*Problem set:*
1. Summarize the forum thread on wet-weather cycling shoes in two sentences.
2. In the forum thread on wet-weather cycling shoes, where does most of the water that hits your shoes come from?
3. Proceed with the forum thread on wet-weather cycling shoes from the point where it stops.

*Document text:*
((

# Wet weather shoes (SPD) (small two screw) (or other cleats)



## CliffordK (Jun 6, 2014)

Ok, around here, we don't get a lot of below freezing weather, although many frosty nights, but a lot of wet weather in the winter, mid 30's to mid 40's

I got some Shimano MT60 shoes that were supposed to have Goretex. They did ok in the rain, but did eventually get pretty wet. And I think they have suede, which is an odd mix with Goretex.

I've been using "bog" and related neoprene shoes around the yard which I really like, and it would be great if they came in cycling shoes, but it would take a significant redesign of the compliant top of the shoes.

I'd prefer low top, but might consider high top.

So, what is recommended. 

Specific shoes vs shoe covers?

I'm using the little SPD cleats, but for general interest, you can suggest alternatives for Look and other cleats.


----------



## bigbill (Feb 15, 2005)

I have a pair of Specialized Defrosters that I used to commute in the PNW. They have a neoprene cuff and as long as I rolled my socks below the cuff, my feet were dry. I had the MTB version and SPD pedals so I could walk when I got to work. FWIW, a fendered bike with a mudflap on the front fender will go far to keep your feet dry in the rain. Most of the water that hits your shoes comes from the front wheel.


----------



## bradkay (Nov 5, 2013)

))

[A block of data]
((

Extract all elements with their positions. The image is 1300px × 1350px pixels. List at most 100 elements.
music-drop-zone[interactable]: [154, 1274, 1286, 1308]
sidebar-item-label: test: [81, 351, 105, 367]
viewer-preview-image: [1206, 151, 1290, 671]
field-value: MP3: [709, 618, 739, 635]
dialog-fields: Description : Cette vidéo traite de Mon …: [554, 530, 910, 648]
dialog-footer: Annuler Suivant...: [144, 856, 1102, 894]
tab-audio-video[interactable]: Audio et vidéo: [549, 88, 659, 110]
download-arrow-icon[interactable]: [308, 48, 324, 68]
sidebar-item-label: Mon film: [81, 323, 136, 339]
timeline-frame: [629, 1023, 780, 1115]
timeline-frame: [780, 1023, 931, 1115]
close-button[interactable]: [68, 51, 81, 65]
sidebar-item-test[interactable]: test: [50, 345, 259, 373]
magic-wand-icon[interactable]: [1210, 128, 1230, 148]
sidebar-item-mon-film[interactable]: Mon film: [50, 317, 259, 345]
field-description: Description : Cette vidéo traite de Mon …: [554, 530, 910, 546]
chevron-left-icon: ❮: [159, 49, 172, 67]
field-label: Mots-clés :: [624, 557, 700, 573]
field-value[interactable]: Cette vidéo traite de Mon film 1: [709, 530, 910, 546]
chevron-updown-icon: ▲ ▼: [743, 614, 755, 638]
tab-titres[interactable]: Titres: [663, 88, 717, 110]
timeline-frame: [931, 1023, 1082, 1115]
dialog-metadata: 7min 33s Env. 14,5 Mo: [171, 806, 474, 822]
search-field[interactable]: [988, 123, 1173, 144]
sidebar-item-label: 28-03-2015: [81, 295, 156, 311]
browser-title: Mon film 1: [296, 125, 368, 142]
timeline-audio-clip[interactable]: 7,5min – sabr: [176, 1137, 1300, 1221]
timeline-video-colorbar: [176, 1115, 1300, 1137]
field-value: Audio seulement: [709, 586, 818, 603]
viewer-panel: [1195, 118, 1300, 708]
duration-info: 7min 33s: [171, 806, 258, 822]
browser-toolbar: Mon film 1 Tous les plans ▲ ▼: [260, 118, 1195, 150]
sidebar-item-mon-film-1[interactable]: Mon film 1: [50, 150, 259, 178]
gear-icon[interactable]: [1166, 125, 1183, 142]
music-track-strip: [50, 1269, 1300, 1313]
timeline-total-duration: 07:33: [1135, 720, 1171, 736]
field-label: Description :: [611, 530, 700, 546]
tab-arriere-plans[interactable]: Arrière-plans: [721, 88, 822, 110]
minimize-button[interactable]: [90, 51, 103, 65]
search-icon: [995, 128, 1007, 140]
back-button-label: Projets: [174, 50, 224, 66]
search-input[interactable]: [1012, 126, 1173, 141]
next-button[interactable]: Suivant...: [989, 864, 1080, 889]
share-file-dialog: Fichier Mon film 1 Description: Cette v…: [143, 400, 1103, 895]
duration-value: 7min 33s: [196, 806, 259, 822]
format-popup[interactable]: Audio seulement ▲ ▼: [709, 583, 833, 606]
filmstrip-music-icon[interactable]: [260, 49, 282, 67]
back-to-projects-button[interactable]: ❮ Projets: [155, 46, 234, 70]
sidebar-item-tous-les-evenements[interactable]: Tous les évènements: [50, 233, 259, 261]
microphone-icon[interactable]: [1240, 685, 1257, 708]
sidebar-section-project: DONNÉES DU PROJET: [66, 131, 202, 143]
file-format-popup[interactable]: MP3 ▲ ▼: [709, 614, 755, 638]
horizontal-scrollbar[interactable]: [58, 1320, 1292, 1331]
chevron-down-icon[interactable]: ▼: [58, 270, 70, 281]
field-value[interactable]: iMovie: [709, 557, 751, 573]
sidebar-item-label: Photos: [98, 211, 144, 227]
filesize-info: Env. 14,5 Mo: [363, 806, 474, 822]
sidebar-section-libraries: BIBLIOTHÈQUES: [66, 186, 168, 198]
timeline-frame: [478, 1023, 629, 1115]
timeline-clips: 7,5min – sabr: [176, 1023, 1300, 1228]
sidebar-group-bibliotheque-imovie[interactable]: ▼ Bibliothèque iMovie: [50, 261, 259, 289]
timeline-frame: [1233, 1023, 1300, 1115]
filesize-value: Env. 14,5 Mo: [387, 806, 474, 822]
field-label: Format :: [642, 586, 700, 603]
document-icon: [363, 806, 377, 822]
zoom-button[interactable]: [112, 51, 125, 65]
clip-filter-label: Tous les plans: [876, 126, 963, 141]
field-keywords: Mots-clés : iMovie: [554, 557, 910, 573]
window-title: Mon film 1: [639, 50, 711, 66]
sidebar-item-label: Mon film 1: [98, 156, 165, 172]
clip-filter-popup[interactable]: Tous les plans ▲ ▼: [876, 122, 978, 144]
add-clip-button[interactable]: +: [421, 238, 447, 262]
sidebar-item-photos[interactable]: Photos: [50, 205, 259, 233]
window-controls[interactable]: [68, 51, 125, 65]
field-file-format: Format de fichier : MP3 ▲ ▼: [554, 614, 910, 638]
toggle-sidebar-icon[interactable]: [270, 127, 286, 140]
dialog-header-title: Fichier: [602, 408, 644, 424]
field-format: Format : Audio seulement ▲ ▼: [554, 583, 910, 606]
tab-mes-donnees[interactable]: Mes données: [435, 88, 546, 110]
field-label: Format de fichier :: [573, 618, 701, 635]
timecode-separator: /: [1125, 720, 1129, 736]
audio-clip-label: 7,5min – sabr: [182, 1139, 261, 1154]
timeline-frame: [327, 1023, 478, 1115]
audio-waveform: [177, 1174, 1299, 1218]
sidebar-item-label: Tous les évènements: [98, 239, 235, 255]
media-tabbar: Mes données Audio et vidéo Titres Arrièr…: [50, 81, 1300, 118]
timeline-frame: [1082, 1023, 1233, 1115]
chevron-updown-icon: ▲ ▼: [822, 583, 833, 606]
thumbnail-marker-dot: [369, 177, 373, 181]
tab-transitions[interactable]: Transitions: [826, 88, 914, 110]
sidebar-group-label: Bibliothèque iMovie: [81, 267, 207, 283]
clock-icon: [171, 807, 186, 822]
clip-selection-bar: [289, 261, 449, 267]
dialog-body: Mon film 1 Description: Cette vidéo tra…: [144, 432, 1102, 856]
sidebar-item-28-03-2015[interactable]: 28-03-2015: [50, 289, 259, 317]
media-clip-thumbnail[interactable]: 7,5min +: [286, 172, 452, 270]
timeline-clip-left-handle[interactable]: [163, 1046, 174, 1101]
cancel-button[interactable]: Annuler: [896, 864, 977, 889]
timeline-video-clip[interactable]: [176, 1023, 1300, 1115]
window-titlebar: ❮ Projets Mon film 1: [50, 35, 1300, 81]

))

*The responses:*
1. CliffordK asks whether specific shoes or shoe covers are better for wet winter riding with small SPD cleats, noting that his Shimano MT60 shoes, which were supposed to have Goretex, did ok in the rain but eventually got pretty wet. bigbill replies that his Specialized Defrosters kept his feet dry on PNW commutes as long as he rolled his socks below the neoprene cuff, and that a fendered bike with a front mudflap helps because most of the water that hits the shoes comes from the front wheel.

2. The front wheel.

3.
I use shoe covers - and have five pairs of usable shoes. If one pair does get wet, then I always have another dry pair for the next day. Usually shoe covers do the job, though if there is a lot of water on the roads some gets through the cleat area (SPDs).


----------



## Dave1442397 (May 5, 2011)

I bought a pair of these Northwave boots with MTB cleats and have used them for the past two winters. I have been out in rain and temps as low as 18F, and my feet have never gotten wet or cold. I do switch to lightweight ski socks in the winter months, so I'm sure that helps. 

I usually switch my pedals over in mid-November and use the boots until the end of March.

These are the ones I have - wiggle.com | Northwave Fahrenheit GTX (Gore-Tex) Winter Road Shoes | Road Cycling Shoes


----------



## CliffordK (Jun 6, 2014)

Thanks for some of the shoe suggestions. $200 shoes? Hmmm :-s



bigbill said:


> Most of the water that hits your shoes comes from the front wheel.


Ahh, yes. I've been avoiding rain riding lately, and had forgotten about road spray on the shoes. I was thinking of a fender to block that spray that comes off of the top of the front wheel, and up into one's face.

Many of the fenders I've seen lately are short.

Simply covering the rear rack helps a lot in the back.


----------



## Kerry Irons (Feb 25, 2002)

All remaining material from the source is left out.